Data entries
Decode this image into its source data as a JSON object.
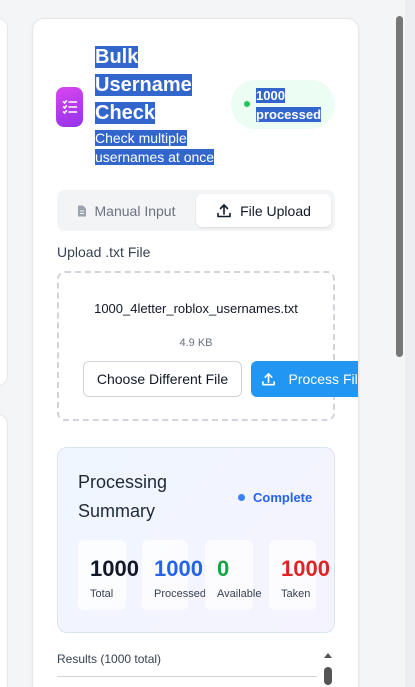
{
  "header": {
    "title": "Bulk Username Check",
    "subtitle": "Check multiple usernames at once",
    "badge": "1000 processed",
    "icon": "checklist-icon",
    "accent": "#c026d3"
  },
  "tabs": [
    {
      "label": "Manual Input",
      "icon": "document-icon",
      "active": false
    },
    {
      "label": "File Upload",
      "icon": "upload-icon",
      "active": true
    }
  ],
  "upload": {
    "label": "Upload .txt File",
    "file_name": "1000_4letter_roblox_usernames.txt",
    "file_size": "4.9 KB",
    "choose_button": "Choose Different File",
    "process_button": "Process File"
  },
  "summary": {
    "title": "Processing Summary",
    "status": "Complete",
    "stats": [
      {
        "value": "1000",
        "label": "Total",
        "color": "#111827"
      },
      {
        "value": "1000",
        "label": "Processed",
        "color": "#2563eb"
      },
      {
        "value": "0",
        "label": "Available",
        "color": "#16a34a"
      },
      {
        "value": "1000",
        "label": "Taken",
        "color": "#dc2626"
      }
    ]
  },
  "results": {
    "label": "Results (1000 total)"
  }
}
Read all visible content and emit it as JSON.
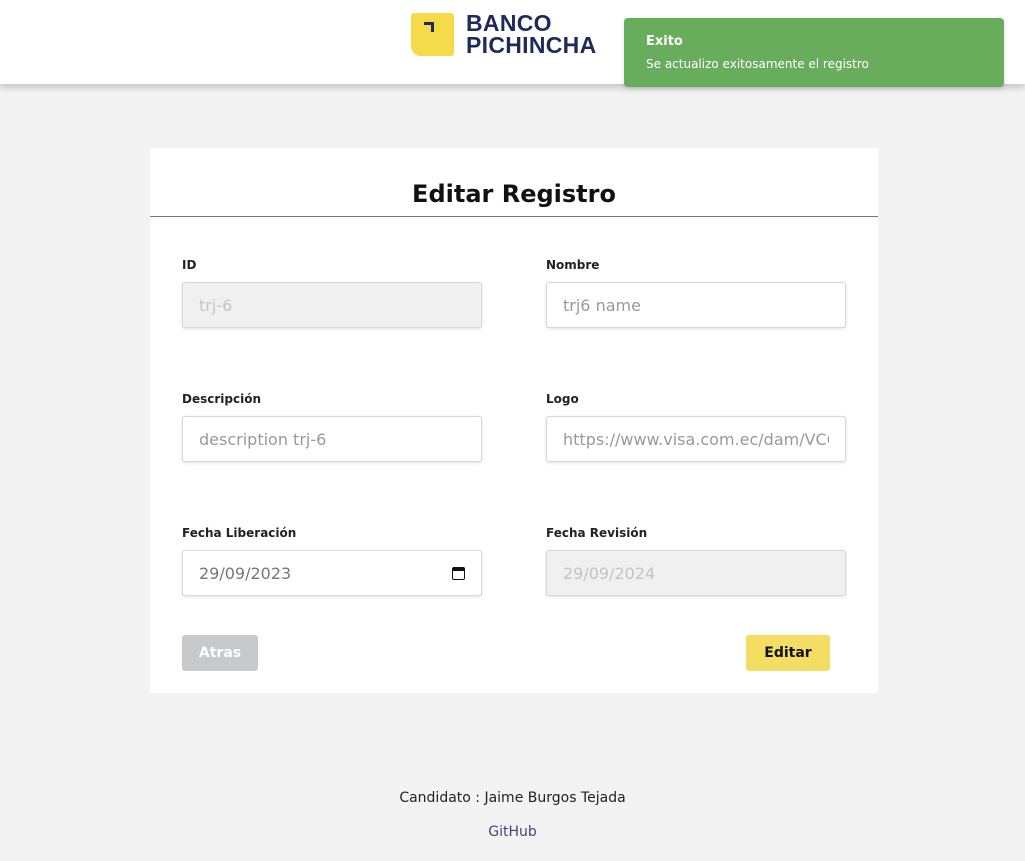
{
  "header": {
    "brand_line1": "BANCO",
    "brand_line2": "PICHINCHA"
  },
  "toast": {
    "title": "Exito",
    "message": "Se actualizo exitosamente el registro",
    "color": "#67ad5b"
  },
  "form": {
    "title": "Editar Registro",
    "fields": {
      "id": {
        "label": "ID",
        "value": "trj-6",
        "disabled": true
      },
      "nombre": {
        "label": "Nombre",
        "value": "trj6 name"
      },
      "descripcion": {
        "label": "Descripción",
        "value": "description trj-6"
      },
      "logo": {
        "label": "Logo",
        "value": "https://www.visa.com.ec/dam/VCOI"
      },
      "fecha_liberacion": {
        "label": "Fecha Liberación",
        "value": "29/09/2023"
      },
      "fecha_revision": {
        "label": "Fecha Revisión",
        "value": "29/09/2024",
        "disabled": true
      }
    },
    "buttons": {
      "back": "Atras",
      "edit": "Editar"
    }
  },
  "footer": {
    "candidate": "Candidato : Jaime Burgos Tejada",
    "link": "GitHub"
  },
  "colors": {
    "brand_yellow": "#f5da4a",
    "brand_navy": "#1f2a5a",
    "edit_button": "#f4dd63"
  }
}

EXERCISE AIM>
All of the lines above should be retyped precisely, apart from the pictures.

RIGHT ANSWER>
Decode this image into its source data as a JSON object.
{
  "header": {
    "title": "Bulk Username Check",
    "subtitle": "Check multiple usernames at once",
    "badge": "1000 processed",
    "icon": "checklist-icon",
    "accent": "#c026d3"
  },
  "tabs": [
    {
      "label": "Manual Input",
      "icon": "document-icon",
      "active": false
    },
    {
      "label": "File Upload",
      "icon": "upload-icon",
      "active": true
    }
  ],
  "upload": {
    "label": "Upload .txt File",
    "file_name": "1000_4letter_roblox_usernames.txt",
    "file_size": "4.9 KB",
    "choose_button": "Choose Different File",
    "process_button": "Process File"
  },
  "summary": {
    "title": "Processing Summary",
    "status": "Complete",
    "stats": [
      {
        "value": "1000",
        "label": "Total",
        "color": "#111827"
      },
      {
        "value": "1000",
        "label": "Processed",
        "color": "#2563eb"
      },
      {
        "value": "0",
        "label": "Available",
        "color": "#16a34a"
      },
      {
        "value": "1000",
        "label": "Taken",
        "color": "#dc2626"
      }
    ]
  },
  "results": {
    "label": "Results (1000 total)"
  }
}
Read all visible content and emit it as JSON.
{
  "header": {
    "brand_line1": "BANCO",
    "brand_line2": "PICHINCHA"
  },
  "toast": {
    "title": "Exito",
    "message": "Se actualizo exitosamente el registro",
    "color": "#67ad5b"
  },
  "form": {
    "title": "Editar Registro",
    "fields": {
      "id": {
        "label": "ID",
        "value": "trj-6",
        "disabled": true
      },
      "nombre": {
        "label": "Nombre",
        "value": "trj6 name"
      },
      "descripcion": {
        "label": "Descripción",
        "value": "description trj-6"
      },
      "logo": {
        "label": "Logo",
        "value": "https://www.visa.com.ec/dam/VCOI"
      },
      "fecha_liberacion": {
        "label": "Fecha Liberación",
        "value": "29/09/2023"
      },
      "fecha_revision": {
        "label": "Fecha Revisión",
        "value": "29/09/2024",
        "disabled": true
      }
    },
    "buttons": {
      "back": "Atras",
      "edit": "Editar"
    }
  },
  "footer": {
    "candidate": "Candidato : Jaime Burgos Tejada",
    "link": "GitHub"
  },
  "colors": {
    "brand_yellow": "#f5da4a",
    "brand_navy": "#1f2a5a",
    "edit_button": "#f4dd63"
  }
}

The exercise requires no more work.